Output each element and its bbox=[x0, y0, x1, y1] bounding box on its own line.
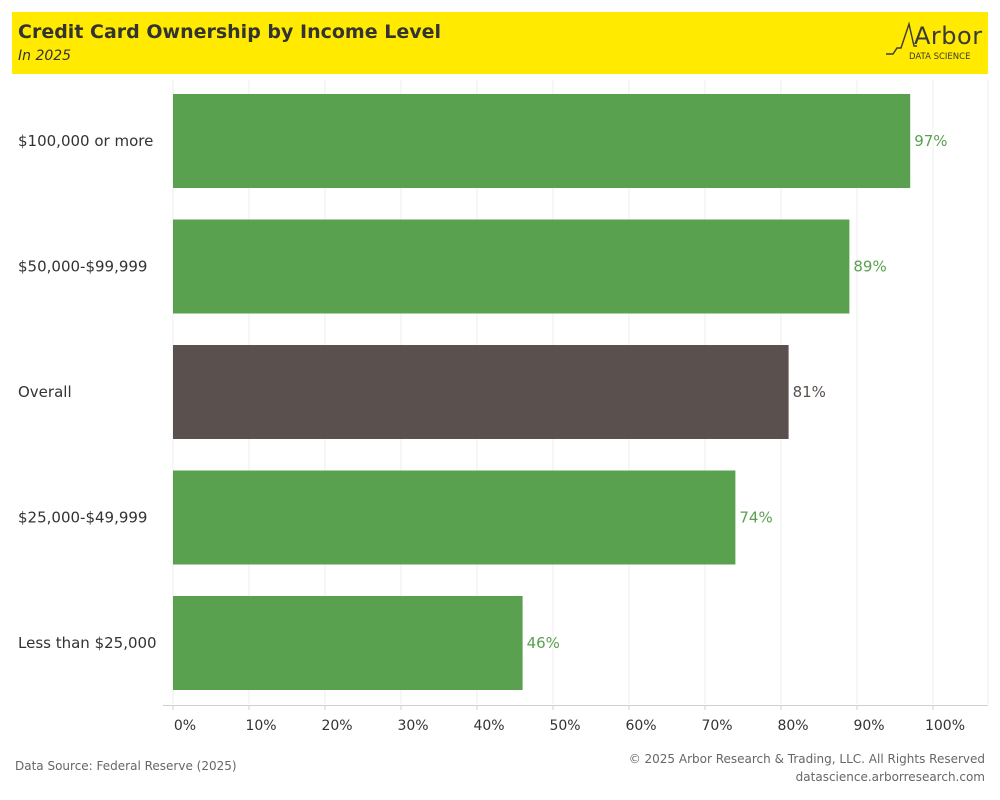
copyright-block: © 2025 Arbor Research & Trading, LLC. Al… bbox=[629, 750, 985, 786]
x-tick-label: 0% bbox=[174, 718, 196, 734]
category-label: $25,000-$49,999 bbox=[18, 509, 147, 527]
x-tick-label: 100% bbox=[925, 718, 965, 734]
chart-title: Credit Card Ownership by Income Level bbox=[18, 21, 442, 43]
bar bbox=[173, 94, 911, 188]
x-tick-label: 80% bbox=[777, 718, 808, 734]
category-label: Less than $25,000 bbox=[18, 634, 157, 652]
value-label: 97% bbox=[914, 132, 947, 150]
value-label: 74% bbox=[739, 509, 772, 527]
x-tick-label: 90% bbox=[853, 718, 884, 734]
bar bbox=[173, 470, 736, 565]
x-tick-label: 70% bbox=[701, 718, 732, 734]
value-label: 46% bbox=[527, 634, 560, 652]
chart-header: Credit Card Ownership by Income Level In… bbox=[12, 12, 988, 74]
logo-subtitle: DATA SCIENCE bbox=[909, 52, 971, 62]
chart-subtitle: In 2025 bbox=[18, 48, 72, 64]
x-tick-label: 30% bbox=[397, 718, 428, 734]
category-label: $50,000-$99,999 bbox=[18, 258, 147, 276]
x-tick-label: 20% bbox=[321, 718, 352, 734]
value-label: 89% bbox=[853, 258, 886, 276]
arbor-logo: Arbor DATA SCIENCE bbox=[884, 18, 984, 66]
category-label: Overall bbox=[18, 383, 72, 401]
bar-chart: 0% 10% 20% 30% 40% 50% 60% 70% 80% 90% 100% $100,00… bbox=[18, 80, 989, 734]
data-source: Data Source: Federal Reserve (2025) bbox=[15, 759, 237, 773]
x-tick-label: 10% bbox=[245, 718, 276, 734]
website-link[interactable]: datascience.arborresearch.com bbox=[795, 770, 985, 784]
category-label: $100,000 or more bbox=[18, 132, 153, 150]
copyright-text: © 2025 Arbor Research & Trading, LLC. Al… bbox=[628, 752, 985, 766]
value-label: 81% bbox=[793, 383, 826, 401]
x-tick-label: 40% bbox=[473, 718, 504, 734]
x-tick-label: 60% bbox=[625, 718, 656, 734]
logo-wordmark: Arbor bbox=[914, 22, 983, 50]
bar bbox=[173, 596, 523, 690]
bar bbox=[173, 345, 789, 439]
bar bbox=[173, 219, 850, 314]
x-tick-label: 50% bbox=[549, 718, 580, 734]
logo-mountain-icon bbox=[886, 21, 917, 55]
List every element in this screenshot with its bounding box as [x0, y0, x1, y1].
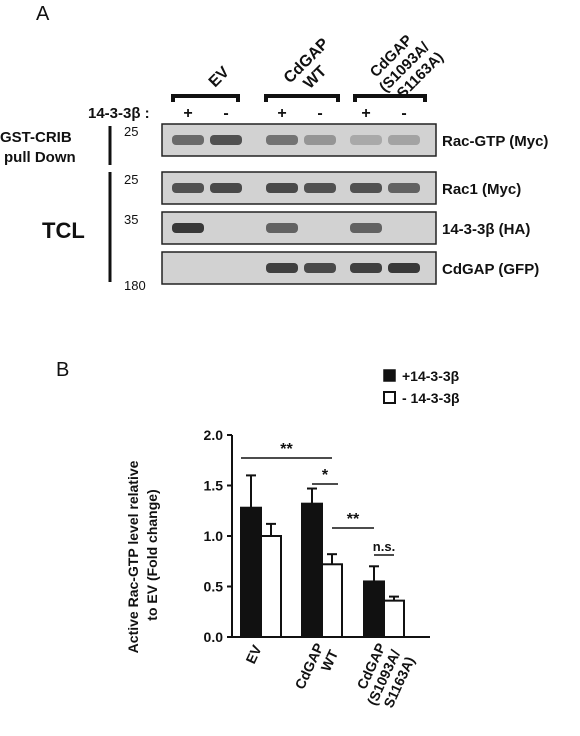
group-label-ev: EV [206, 63, 233, 90]
panel-b-label: B [56, 359, 69, 381]
lane-row-label: 14-3-3β : [88, 105, 150, 122]
legend: +14-3-3β - 14-3-3β [383, 368, 460, 406]
significance-label: * [322, 467, 329, 484]
band [304, 263, 336, 273]
blot-label: Rac-GTP (Myc) [442, 133, 548, 150]
band [266, 135, 298, 145]
y-tick-label: 0.0 [204, 629, 224, 645]
band [388, 135, 420, 145]
y-tick-label: 1.0 [204, 528, 224, 544]
band [266, 263, 298, 273]
y-tick-label: 0.5 [204, 579, 224, 595]
lane-sign: - [401, 105, 406, 122]
y-axis-label: Active Rac-GTP level relative to EV (Fol… [125, 457, 160, 654]
band [304, 135, 336, 145]
legend-swatch-minus [383, 391, 396, 404]
bracket-wt [264, 94, 340, 102]
category-label: CdGAPWT [292, 640, 342, 698]
legend-swatch-plus [383, 369, 396, 382]
bracket-ev [171, 94, 240, 102]
legend-label-minus: - 14-3-3β [402, 390, 460, 406]
blot-label: 14-3-3β (HA) [442, 221, 530, 238]
band [350, 263, 382, 273]
band [350, 223, 382, 233]
band [350, 135, 382, 145]
y-tick-label: 1.5 [204, 478, 224, 494]
bar [321, 563, 343, 639]
bar [260, 535, 282, 638]
mw-marker: 25 [124, 124, 138, 139]
bar [301, 502, 323, 638]
blot-row: 35 14-3-3β (HA) [124, 211, 530, 245]
band [266, 183, 298, 193]
panel-a-label: A [36, 3, 50, 25]
lane-sign: - [223, 105, 228, 122]
significance-label: n.s. [373, 539, 395, 554]
blot-membrane [161, 123, 437, 157]
band [304, 183, 336, 193]
band [210, 135, 242, 145]
blot-row: CdGAP (GFP) [161, 251, 539, 285]
lane-sign: + [183, 105, 192, 122]
blot-row: 25 Rac-GTP (Myc) [124, 123, 548, 157]
blot-membrane [161, 211, 437, 245]
group-label-wt: CdGAP WT [281, 32, 348, 99]
band [266, 223, 298, 233]
blot-label: CdGAP (GFP) [442, 261, 539, 278]
bar-chart: 0.00.51.01.52.0*****n.s.EV CdGAPWT CdGAP(S… [204, 427, 430, 714]
band [210, 183, 242, 193]
band [388, 183, 420, 193]
blot-label: Rac1 (Myc) [442, 181, 521, 198]
category-label: EV [242, 642, 265, 666]
band [388, 263, 420, 273]
lane-sign: - [317, 105, 322, 122]
bracket-mutant [353, 94, 427, 102]
lane-sign: + [277, 105, 286, 122]
blot-row: 25 Rac1 (Myc) [124, 171, 521, 205]
lane-signs: + - + - + - [183, 105, 406, 122]
bar [240, 506, 262, 638]
band [350, 183, 382, 193]
legend-label-plus: +14-3-3β [402, 368, 460, 384]
lane-sign: + [361, 105, 370, 122]
bar [363, 580, 385, 639]
pulldown-label: GST-CRIB pull Down [0, 129, 76, 166]
significance-label: ** [280, 441, 293, 458]
band [172, 183, 204, 193]
group-brackets [171, 94, 427, 102]
y-tick-label: 2.0 [204, 427, 224, 443]
band [172, 223, 204, 233]
western-blots: 25 Rac-GTP (Myc) 25 Rac1 (Myc) 35 14-3-3β (HA… [124, 123, 548, 285]
band [172, 135, 204, 145]
mw-marker: 35 [124, 212, 138, 227]
marker-180: 180 [124, 278, 146, 293]
significance-label: ** [347, 511, 360, 528]
category-label: CdGAP(S1093A/S1163A) [349, 640, 418, 714]
bar [383, 599, 405, 639]
mw-marker: 25 [124, 172, 138, 187]
tcl-label: TCL [42, 218, 85, 243]
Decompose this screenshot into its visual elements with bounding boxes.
───
Copy out the records starting at the line that contains "group-label-ev: EV [206, 63, 233, 90]" and ending at the line that contains "bar [321, 563, 343, 639]", with both of those lines included.

▸ RESULT OF THE TASK:
group-label-ev: EV [206, 63, 233, 90]
panel-b-label: B [56, 359, 69, 381]
lane-row-label: 14-3-3β : [88, 105, 150, 122]
legend: +14-3-3β - 14-3-3β [383, 368, 460, 406]
significance-label: * [322, 467, 329, 484]
band [304, 263, 336, 273]
blot-label: Rac-GTP (Myc) [442, 133, 548, 150]
band [266, 135, 298, 145]
y-tick-label: 0.0 [204, 629, 224, 645]
band [388, 135, 420, 145]
y-tick-label: 1.0 [204, 528, 224, 544]
band [266, 263, 298, 273]
y-tick-label: 0.5 [204, 579, 224, 595]
lane-sign: - [401, 105, 406, 122]
y-axis-label: Active Rac-GTP level relative to EV (Fol… [125, 457, 160, 654]
band [304, 135, 336, 145]
legend-swatch-minus [383, 391, 396, 404]
bracket-wt [264, 94, 340, 102]
category-label: CdGAPWT [292, 640, 342, 698]
legend-swatch-plus [383, 369, 396, 382]
bracket-ev [171, 94, 240, 102]
legend-label-minus: - 14-3-3β [402, 390, 460, 406]
blot-label: 14-3-3β (HA) [442, 221, 530, 238]
band [350, 263, 382, 273]
band [350, 223, 382, 233]
band [350, 135, 382, 145]
y-tick-label: 1.5 [204, 478, 224, 494]
bar [321, 563, 343, 639]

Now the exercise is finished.